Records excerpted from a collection
============

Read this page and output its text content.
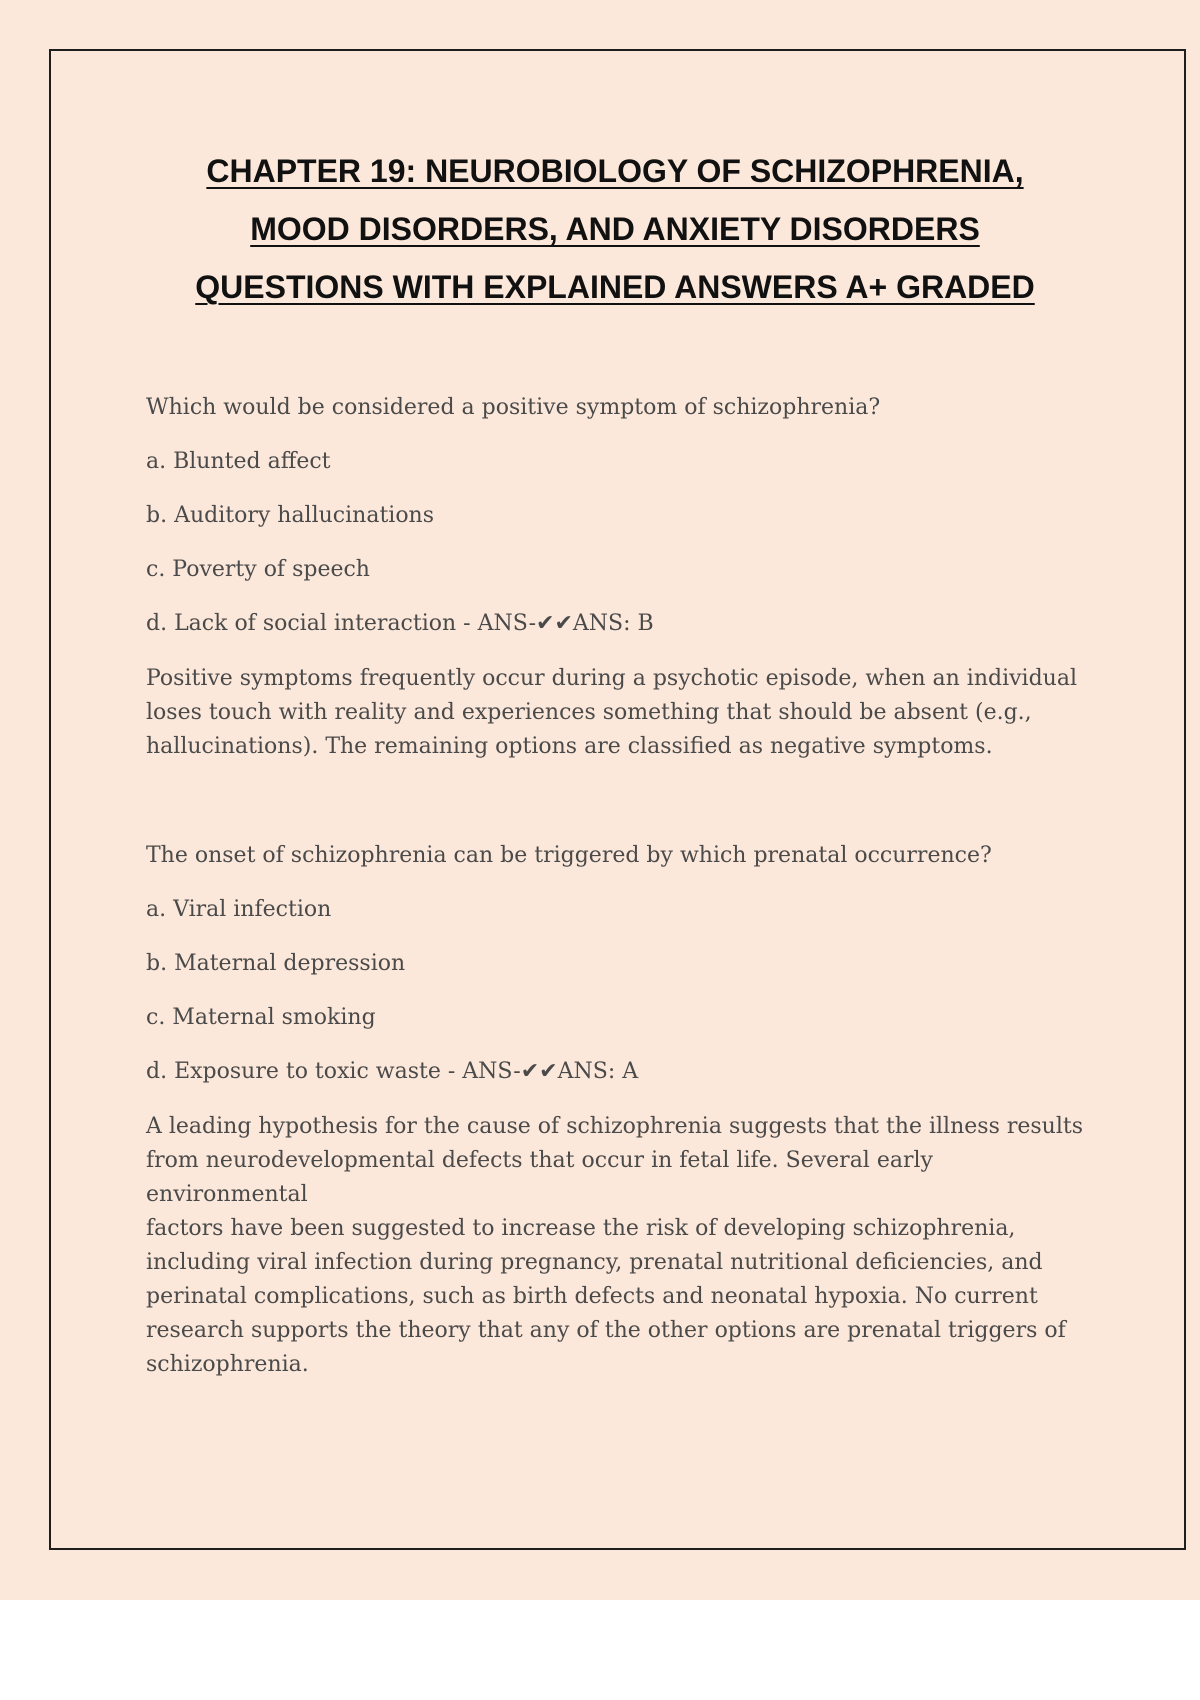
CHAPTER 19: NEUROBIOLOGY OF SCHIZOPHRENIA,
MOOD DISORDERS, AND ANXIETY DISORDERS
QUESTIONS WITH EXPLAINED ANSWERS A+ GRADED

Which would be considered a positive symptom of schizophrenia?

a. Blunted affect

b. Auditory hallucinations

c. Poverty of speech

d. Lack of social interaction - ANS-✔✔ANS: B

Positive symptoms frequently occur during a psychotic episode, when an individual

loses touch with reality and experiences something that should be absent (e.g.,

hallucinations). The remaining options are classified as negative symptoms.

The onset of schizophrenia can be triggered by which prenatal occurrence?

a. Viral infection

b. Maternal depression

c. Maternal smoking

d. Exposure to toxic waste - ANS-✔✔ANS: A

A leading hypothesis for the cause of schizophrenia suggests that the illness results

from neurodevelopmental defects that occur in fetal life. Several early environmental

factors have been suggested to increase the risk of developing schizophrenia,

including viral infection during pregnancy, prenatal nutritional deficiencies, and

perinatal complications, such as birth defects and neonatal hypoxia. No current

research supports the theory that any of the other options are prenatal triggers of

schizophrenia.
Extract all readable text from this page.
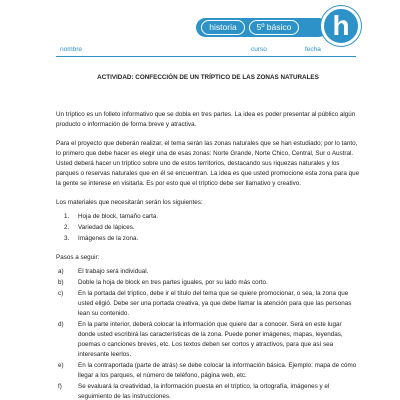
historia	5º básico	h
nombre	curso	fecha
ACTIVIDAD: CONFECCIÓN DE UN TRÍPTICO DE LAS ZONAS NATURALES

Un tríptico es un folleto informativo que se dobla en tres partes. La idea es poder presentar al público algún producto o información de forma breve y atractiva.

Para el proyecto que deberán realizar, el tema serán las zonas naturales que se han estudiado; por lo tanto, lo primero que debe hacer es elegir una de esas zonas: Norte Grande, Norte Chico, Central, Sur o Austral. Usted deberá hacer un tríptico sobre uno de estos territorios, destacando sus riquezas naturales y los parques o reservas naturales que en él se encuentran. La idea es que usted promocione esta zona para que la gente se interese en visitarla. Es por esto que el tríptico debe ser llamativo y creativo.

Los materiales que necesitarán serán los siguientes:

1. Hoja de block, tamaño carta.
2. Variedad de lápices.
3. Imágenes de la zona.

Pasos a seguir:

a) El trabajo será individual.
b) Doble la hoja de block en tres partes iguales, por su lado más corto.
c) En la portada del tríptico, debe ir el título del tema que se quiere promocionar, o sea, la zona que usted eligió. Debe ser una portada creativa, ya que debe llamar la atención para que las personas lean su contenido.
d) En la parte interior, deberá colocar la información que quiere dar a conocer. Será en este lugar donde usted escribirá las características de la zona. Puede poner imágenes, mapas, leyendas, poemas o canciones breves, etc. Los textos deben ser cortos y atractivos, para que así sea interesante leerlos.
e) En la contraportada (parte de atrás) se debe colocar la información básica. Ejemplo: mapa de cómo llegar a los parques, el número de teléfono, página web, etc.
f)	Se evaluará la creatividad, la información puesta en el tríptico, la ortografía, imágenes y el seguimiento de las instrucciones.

============

* Assigned task
Could the data be reproduced exactly, with the pictures omitted?

* Response for this exercise
Read this page and output its text content.
CHAPTER 19: NEUROBIOLOGY OF SCHIZOPHRENIA,
MOOD DISORDERS, AND ANXIETY DISORDERS
QUESTIONS WITH EXPLAINED ANSWERS A+ GRADED

Which would be considered a positive symptom of schizophrenia?

a. Blunted affect

b. Auditory hallucinations

c. Poverty of speech

d. Lack of social interaction - ANS-✔✔ANS: B

Positive symptoms frequently occur during a psychotic episode, when an individual

loses touch with reality and experiences something that should be absent (e.g.,

hallucinations). The remaining options are classified as negative symptoms.

The onset of schizophrenia can be triggered by which prenatal occurrence?

a. Viral infection

b. Maternal depression

c. Maternal smoking

d. Exposure to toxic waste - ANS-✔✔ANS: A

A leading hypothesis for the cause of schizophrenia suggests that the illness results

from neurodevelopmental defects that occur in fetal life. Several early environmental

factors have been suggested to increase the risk of developing schizophrenia,

including viral infection during pregnancy, prenatal nutritional deficiencies, and

perinatal complications, such as birth defects and neonatal hypoxia. No current

research supports the theory that any of the other options are prenatal triggers of

schizophrenia.
Extract all readable text from this page.
historia	5º básico	h
nombre	curso	fecha
ACTIVIDAD: CONFECCIÓN DE UN TRÍPTICO DE LAS ZONAS NATURALES

Un tríptico es un folleto informativo que se dobla en tres partes. La idea es poder presentar al público algún producto o información de forma breve y atractiva.

Para el proyecto que deberán realizar, el tema serán las zonas naturales que se han estudiado; por lo tanto, lo primero que debe hacer es elegir una de esas zonas: Norte Grande, Norte Chico, Central, Sur o Austral. Usted deberá hacer un tríptico sobre uno de estos territorios, destacando sus riquezas naturales y los parques o reservas naturales que en él se encuentran. La idea es que usted promocione esta zona para que la gente se interese en visitarla. Es por esto que el tríptico debe ser llamativo y creativo.

Los materiales que necesitarán serán los siguientes:

1. Hoja de block, tamaño carta.
2. Variedad de lápices.
3. Imágenes de la zona.

Pasos a seguir:

a) El trabajo será individual.
b) Doble la hoja de block en tres partes iguales, por su lado más corto.
c) En la portada del tríptico, debe ir el título del tema que se quiere promocionar, o sea, la zona que usted eligió. Debe ser una portada creativa, ya que debe llamar la atención para que las personas lean su contenido.
d) En la parte interior, deberá colocar la información que quiere dar a conocer. Será en este lugar donde usted escribirá las características de la zona. Puede poner imágenes, mapas, leyendas, poemas o canciones breves, etc. Los textos deben ser cortos y atractivos, para que así sea interesante leerlos.
e) En la contraportada (parte de atrás) se debe colocar la información básica. Ejemplo: mapa de cómo llegar a los parques, el número de teléfono, página web, etc.
f)	Se evaluará la creatividad, la información puesta en el tríptico, la ortografía, imágenes y el seguimiento de las instrucciones.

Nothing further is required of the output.